*Qué se espera*
Dispón como lista JSON de cadenas las líneas de los registros que van desde la que contiene "privacy-link[interactable]: Privacy: [1360, 684, 1401, 698]" hasta la que contiene "feedback-link[interactable]: Feedback: [286, 684, 341, 698]", ambas incluidas. Pon una cadena por línea y omite las líneas en blanco.

(Registros de cajas de elementos)
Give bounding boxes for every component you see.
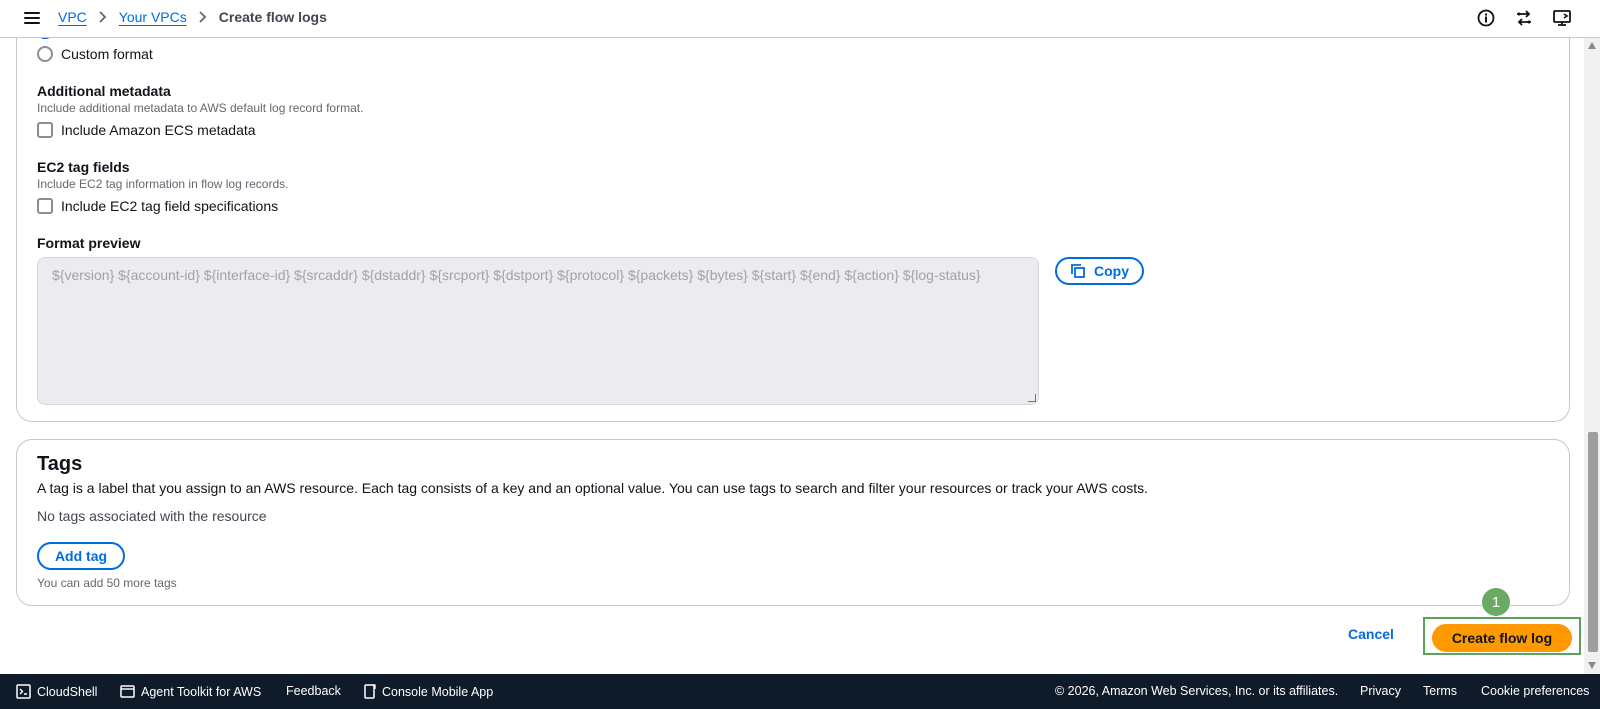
privacy-link[interactable]: Privacy: [1360, 684, 1401, 698]
copyright-text: © 2026, Amazon Web Services, Inc. or its…: [1055, 684, 1339, 698]
cookie-preferences-link[interactable]: Cookie preferences: [1481, 684, 1589, 698]
ecs-metadata-label: Include Amazon ECS metadata: [61, 122, 256, 138]
format-preview-textarea[interactable]: ${version} ${account-id} ${interface-id}…: [37, 257, 1039, 405]
chevron-right-icon: [99, 11, 107, 23]
agent-toolkit-link[interactable]: Agent Toolkit for AWS: [120, 684, 261, 699]
cookie-preferences-label: Cookie preferences: [1481, 684, 1590, 698]
scrollbar-thumb[interactable]: [1588, 432, 1598, 652]
hamburger-icon[interactable]: [22, 9, 42, 29]
breadcrumb: VPC Your VPCs Create flow logs: [58, 9, 327, 25]
copy-icon: [1071, 264, 1085, 278]
terms-label: Terms: [1423, 684, 1458, 698]
custom-format-radio[interactable]: Custom format: [37, 46, 153, 62]
feedback-link[interactable]: Feedback: [286, 684, 341, 698]
format-preview-text: ${version} ${account-id} ${interface-id}…: [52, 267, 981, 283]
switch-icon[interactable]: [1514, 8, 1534, 28]
info-icon[interactable]: [1476, 8, 1496, 28]
cancel-button[interactable]: Cancel: [1348, 626, 1394, 642]
format-preview-title: Format preview: [37, 235, 141, 251]
ecs-metadata-checkbox-row[interactable]: Include Amazon ECS metadata: [37, 122, 256, 138]
ec2-tag-fields-title: EC2 tag fields: [37, 159, 130, 175]
resize-handle-icon[interactable]: [1028, 394, 1036, 402]
console-mobile-app-link[interactable]: Console Mobile App: [364, 684, 493, 699]
console-icon[interactable]: [1552, 8, 1572, 28]
create-flow-log-button[interactable]: Create flow log: [1432, 624, 1572, 652]
top-navigation-bar: VPC Your VPCs Create flow logs: [0, 0, 1600, 38]
feedback-label: Feedback: [286, 684, 341, 698]
tags-hint: You can add 50 more tags: [37, 576, 177, 590]
copy-button[interactable]: Copy: [1055, 257, 1144, 285]
ec2-tag-checkbox[interactable]: [37, 198, 53, 214]
no-tags-text: No tags associated with the resource: [37, 508, 267, 524]
custom-format-label: Custom format: [61, 46, 153, 62]
step-marker-badge: 1: [1482, 588, 1510, 616]
tags-title: Tags: [37, 453, 83, 475]
ec2-tag-fields-description: Include EC2 tag information in flow log …: [37, 177, 289, 191]
additional-metadata-description: Include additional metadata to AWS defau…: [37, 101, 364, 115]
privacy-label: Privacy: [1360, 684, 1401, 698]
agent-toolkit-label: Agent Toolkit for AWS: [141, 684, 262, 699]
copy-button-label: Copy: [1094, 263, 1129, 279]
radio-button[interactable]: [37, 46, 53, 62]
chevron-right-icon: [199, 11, 207, 23]
tags-description: A tag is a label that you assign to an A…: [37, 480, 1149, 496]
scroll-up-arrow-icon[interactable]: [1588, 42, 1596, 49]
ec2-tag-checkbox-row[interactable]: Include EC2 tag field specifications: [37, 198, 278, 214]
toolkit-icon: [120, 685, 135, 698]
footer: CloudShell Agent Toolkit for AWS Feedbac…: [0, 674, 1600, 709]
scroll-down-arrow-icon[interactable]: [1588, 662, 1596, 669]
add-tag-button[interactable]: Add tag: [37, 542, 125, 570]
breadcrumb-your-vpcs[interactable]: Your VPCs: [119, 9, 187, 25]
breadcrumb-current: Create flow logs: [218, 9, 327, 25]
terminal-icon: [16, 684, 31, 699]
ecs-metadata-checkbox[interactable]: [37, 122, 53, 138]
ec2-tag-label: Include EC2 tag field specifications: [61, 198, 279, 214]
cloudshell-link[interactable]: CloudShell: [16, 684, 97, 699]
console-mobile-app-label: Console Mobile App: [382, 684, 494, 699]
breadcrumb-vpc[interactable]: VPC: [58, 9, 87, 25]
cloudshell-label: CloudShell: [37, 684, 98, 699]
mobile-icon: [364, 684, 376, 699]
terms-link[interactable]: Terms: [1423, 684, 1457, 698]
additional-metadata-title: Additional metadata: [37, 83, 171, 99]
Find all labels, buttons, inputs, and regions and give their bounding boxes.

*Ejercicio resuelto*
[
  "privacy-link[interactable]: Privacy: [1360, 684, 1401, 698]",
  "copyright-text: © 2026, Amazon Web Services, Inc. or its…: [1055, 684, 1339, 698]",
  "cookie-preferences-link[interactable]: Cookie preferences: [1481, 684, 1589, 698]",
  "ecs-metadata-label: Include Amazon ECS metadata: [61, 122, 256, 138]",
  "format-preview-textarea[interactable]: ${version} ${account-id} ${interface-id}…: [37, 257, 1039, 405]",
  "chevron-right-icon: [99, 11, 107, 23]",
  "agent-toolkit-link[interactable]: Agent Toolkit for AWS: [120, 684, 261, 699]",
  "cookie-preferences-label: Cookie preferences: [1481, 684, 1590, 698]",
  "scrollbar-thumb[interactable]: [1588, 432, 1598, 652]",
  "hamburger-icon[interactable]: [22, 9, 42, 29]",
  "breadcrumb: VPC Your VPCs Create flow logs: [58, 9, 327, 25]",
  "copy-icon: [1071, 264, 1085, 278]",
  "terms-label: Terms: [1423, 684, 1458, 698]",
  "custom-format-radio[interactable]: Custom format: [37, 46, 153, 62]",
  "feedback-link[interactable]: Feedback: [286, 684, 341, 698]"
]